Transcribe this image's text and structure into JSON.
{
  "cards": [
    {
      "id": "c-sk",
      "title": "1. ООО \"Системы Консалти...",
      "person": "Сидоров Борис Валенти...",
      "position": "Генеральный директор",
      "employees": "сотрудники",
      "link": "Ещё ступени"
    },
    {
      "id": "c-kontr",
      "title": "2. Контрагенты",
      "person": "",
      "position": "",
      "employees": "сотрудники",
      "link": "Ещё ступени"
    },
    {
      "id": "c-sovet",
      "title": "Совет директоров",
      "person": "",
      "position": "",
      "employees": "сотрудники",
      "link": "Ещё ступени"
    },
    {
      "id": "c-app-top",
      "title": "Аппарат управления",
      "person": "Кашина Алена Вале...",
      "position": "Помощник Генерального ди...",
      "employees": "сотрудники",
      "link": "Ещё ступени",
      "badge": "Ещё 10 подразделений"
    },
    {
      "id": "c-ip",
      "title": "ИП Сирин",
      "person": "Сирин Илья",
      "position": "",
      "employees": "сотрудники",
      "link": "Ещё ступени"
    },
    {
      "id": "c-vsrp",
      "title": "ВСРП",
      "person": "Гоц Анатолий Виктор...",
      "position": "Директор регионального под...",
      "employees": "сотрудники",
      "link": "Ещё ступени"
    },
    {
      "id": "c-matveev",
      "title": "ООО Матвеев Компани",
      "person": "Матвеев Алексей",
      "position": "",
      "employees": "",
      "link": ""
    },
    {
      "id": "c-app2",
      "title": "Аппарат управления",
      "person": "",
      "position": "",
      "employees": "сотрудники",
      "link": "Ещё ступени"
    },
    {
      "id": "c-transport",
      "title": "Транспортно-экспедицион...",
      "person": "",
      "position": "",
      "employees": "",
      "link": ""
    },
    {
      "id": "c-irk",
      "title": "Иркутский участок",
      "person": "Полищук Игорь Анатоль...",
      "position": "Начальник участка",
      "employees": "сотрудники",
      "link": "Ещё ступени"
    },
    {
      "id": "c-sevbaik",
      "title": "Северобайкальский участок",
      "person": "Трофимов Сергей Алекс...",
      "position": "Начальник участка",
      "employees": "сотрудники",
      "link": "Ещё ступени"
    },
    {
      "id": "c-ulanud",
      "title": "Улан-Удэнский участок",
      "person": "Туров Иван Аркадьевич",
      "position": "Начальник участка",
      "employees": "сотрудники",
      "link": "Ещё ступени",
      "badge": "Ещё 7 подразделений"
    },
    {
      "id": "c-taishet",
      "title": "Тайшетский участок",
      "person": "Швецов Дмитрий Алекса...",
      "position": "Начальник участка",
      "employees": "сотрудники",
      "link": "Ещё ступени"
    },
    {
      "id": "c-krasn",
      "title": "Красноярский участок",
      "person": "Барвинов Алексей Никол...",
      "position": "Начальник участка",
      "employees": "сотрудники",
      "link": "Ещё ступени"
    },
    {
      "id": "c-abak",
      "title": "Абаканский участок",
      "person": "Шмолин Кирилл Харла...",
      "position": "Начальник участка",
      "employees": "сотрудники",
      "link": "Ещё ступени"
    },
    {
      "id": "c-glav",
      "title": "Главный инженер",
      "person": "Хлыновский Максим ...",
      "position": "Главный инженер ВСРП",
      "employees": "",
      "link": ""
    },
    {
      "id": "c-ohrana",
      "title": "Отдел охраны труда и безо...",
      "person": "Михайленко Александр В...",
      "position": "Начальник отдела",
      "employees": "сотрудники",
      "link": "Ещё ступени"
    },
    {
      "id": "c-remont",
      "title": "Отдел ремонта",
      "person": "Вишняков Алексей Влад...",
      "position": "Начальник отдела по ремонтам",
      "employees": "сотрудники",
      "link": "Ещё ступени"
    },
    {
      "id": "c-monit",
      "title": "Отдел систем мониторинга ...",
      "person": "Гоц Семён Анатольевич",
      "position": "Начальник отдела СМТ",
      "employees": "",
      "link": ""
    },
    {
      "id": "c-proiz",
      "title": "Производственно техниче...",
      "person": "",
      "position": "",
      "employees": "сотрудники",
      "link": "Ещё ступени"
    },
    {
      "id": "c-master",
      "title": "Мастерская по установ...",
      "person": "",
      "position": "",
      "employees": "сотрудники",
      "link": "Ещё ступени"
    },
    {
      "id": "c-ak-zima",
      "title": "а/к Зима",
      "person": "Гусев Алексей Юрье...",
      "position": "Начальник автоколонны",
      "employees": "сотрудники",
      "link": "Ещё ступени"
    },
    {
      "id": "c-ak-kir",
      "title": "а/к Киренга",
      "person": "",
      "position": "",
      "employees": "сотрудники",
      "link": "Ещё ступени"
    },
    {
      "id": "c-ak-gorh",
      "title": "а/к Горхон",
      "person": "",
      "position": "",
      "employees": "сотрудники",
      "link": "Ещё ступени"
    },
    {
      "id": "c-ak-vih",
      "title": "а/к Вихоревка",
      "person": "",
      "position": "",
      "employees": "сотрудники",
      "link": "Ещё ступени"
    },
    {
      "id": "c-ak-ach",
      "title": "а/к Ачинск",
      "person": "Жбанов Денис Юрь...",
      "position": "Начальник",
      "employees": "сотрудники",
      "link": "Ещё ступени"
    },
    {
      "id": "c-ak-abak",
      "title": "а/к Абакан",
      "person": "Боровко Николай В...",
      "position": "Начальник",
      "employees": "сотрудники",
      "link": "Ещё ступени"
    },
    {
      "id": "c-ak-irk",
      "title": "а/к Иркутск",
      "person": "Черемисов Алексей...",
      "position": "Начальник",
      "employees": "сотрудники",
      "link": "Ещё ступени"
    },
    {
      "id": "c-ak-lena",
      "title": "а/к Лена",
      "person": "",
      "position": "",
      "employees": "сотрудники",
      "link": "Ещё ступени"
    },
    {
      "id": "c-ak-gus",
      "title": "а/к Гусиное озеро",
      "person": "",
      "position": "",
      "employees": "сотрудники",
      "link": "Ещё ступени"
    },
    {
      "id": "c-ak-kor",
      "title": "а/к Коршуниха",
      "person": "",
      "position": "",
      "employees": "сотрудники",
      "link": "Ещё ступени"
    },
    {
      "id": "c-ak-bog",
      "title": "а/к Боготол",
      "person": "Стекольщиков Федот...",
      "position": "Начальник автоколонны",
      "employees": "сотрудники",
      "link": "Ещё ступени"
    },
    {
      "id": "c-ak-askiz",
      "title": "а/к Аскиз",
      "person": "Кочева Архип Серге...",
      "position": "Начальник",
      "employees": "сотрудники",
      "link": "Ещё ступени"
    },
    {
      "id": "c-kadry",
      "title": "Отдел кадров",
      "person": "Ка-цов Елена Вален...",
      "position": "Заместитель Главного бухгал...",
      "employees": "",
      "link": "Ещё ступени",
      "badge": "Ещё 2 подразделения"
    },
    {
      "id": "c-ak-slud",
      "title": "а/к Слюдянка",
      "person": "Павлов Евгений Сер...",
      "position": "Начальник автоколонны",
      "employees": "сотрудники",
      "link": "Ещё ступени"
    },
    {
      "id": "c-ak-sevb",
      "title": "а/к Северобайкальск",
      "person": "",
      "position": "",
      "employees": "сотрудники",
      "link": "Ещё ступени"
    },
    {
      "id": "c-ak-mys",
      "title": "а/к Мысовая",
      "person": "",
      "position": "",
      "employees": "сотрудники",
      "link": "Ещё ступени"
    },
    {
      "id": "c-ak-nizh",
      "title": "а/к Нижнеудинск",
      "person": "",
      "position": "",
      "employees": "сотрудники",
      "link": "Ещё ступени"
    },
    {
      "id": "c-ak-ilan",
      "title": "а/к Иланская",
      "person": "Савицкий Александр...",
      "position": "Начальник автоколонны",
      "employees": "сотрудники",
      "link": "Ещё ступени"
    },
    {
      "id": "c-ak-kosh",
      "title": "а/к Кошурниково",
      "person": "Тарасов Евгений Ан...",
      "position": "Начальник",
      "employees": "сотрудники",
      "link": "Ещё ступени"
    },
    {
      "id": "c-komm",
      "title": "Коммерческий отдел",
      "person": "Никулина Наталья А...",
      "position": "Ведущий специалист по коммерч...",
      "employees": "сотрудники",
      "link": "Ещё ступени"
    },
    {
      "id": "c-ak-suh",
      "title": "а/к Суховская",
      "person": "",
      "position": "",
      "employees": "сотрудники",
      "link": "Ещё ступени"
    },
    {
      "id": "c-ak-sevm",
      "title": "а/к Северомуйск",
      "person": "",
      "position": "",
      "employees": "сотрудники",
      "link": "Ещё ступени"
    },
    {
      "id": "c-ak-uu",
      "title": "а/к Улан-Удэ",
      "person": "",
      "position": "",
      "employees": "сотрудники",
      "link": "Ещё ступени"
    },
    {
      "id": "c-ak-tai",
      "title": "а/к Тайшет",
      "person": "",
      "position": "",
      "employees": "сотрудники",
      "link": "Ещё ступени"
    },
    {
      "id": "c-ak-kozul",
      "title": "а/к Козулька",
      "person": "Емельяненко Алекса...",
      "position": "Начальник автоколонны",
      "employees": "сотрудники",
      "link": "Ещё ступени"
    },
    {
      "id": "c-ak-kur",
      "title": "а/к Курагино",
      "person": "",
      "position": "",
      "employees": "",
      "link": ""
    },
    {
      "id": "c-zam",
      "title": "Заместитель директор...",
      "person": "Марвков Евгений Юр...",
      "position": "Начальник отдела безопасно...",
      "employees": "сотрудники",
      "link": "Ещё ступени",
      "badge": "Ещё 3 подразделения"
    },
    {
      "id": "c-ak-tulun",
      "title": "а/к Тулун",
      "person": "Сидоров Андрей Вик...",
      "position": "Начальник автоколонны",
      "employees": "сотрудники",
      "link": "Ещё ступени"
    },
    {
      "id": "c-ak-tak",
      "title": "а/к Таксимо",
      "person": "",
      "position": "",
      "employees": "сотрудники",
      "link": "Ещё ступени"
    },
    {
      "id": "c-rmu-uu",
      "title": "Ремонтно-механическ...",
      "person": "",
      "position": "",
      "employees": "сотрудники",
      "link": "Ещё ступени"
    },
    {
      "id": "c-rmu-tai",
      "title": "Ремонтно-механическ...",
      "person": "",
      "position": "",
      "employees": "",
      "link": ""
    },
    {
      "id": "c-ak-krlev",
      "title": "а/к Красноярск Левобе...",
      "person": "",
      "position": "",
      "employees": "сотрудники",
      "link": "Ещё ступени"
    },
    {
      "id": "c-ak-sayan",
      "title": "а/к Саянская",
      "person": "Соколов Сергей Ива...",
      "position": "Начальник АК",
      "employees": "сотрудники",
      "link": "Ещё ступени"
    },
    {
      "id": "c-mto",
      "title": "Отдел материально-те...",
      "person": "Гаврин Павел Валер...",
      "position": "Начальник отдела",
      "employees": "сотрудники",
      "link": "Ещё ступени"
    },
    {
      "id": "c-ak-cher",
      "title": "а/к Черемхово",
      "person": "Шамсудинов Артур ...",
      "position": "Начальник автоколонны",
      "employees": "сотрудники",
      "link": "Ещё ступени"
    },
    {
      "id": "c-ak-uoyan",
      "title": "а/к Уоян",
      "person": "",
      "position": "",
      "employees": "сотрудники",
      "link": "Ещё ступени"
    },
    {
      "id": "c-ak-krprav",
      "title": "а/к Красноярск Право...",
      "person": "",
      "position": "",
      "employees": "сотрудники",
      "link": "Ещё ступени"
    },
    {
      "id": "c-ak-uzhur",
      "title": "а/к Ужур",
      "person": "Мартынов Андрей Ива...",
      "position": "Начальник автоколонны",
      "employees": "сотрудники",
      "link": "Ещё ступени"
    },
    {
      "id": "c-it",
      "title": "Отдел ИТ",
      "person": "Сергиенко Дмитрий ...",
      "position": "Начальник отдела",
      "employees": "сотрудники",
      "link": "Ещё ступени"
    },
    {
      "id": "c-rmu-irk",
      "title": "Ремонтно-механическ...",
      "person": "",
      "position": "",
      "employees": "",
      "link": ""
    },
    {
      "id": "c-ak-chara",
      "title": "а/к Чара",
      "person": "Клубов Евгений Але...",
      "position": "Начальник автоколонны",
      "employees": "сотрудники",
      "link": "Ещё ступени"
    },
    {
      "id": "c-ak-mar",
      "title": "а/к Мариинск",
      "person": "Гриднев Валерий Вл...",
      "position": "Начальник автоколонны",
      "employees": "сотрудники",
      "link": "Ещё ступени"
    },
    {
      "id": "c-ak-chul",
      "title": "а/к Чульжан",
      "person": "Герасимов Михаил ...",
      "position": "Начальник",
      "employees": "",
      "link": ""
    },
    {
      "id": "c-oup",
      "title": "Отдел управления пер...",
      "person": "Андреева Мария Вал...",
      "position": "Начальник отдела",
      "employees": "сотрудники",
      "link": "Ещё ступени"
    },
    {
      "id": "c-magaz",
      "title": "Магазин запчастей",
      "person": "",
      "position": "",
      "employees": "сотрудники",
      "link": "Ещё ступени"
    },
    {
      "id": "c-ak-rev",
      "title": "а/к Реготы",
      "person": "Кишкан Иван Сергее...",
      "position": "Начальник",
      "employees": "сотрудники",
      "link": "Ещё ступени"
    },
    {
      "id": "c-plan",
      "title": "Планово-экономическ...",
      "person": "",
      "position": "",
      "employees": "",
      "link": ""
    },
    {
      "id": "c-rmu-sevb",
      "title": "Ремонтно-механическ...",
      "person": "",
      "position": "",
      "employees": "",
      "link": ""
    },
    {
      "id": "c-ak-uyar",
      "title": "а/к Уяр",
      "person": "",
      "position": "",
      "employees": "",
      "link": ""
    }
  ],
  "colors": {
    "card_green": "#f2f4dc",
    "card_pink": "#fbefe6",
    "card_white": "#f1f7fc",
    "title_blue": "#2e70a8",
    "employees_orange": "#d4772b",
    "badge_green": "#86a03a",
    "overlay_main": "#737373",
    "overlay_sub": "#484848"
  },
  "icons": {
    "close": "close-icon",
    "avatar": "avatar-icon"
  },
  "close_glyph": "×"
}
☆ ☆ ☆ ☆ ☆
What is asked
Copy each line that holds the word "участок".

Response to the task
      "title": "Иркутский участок",
      "title": "Северобайкальский участок",
      "title": "Улан-Удэнский участок",
      "title": "Тайшетский участок",
      "title": "Красноярский участок",
      "title": "Абаканский участок",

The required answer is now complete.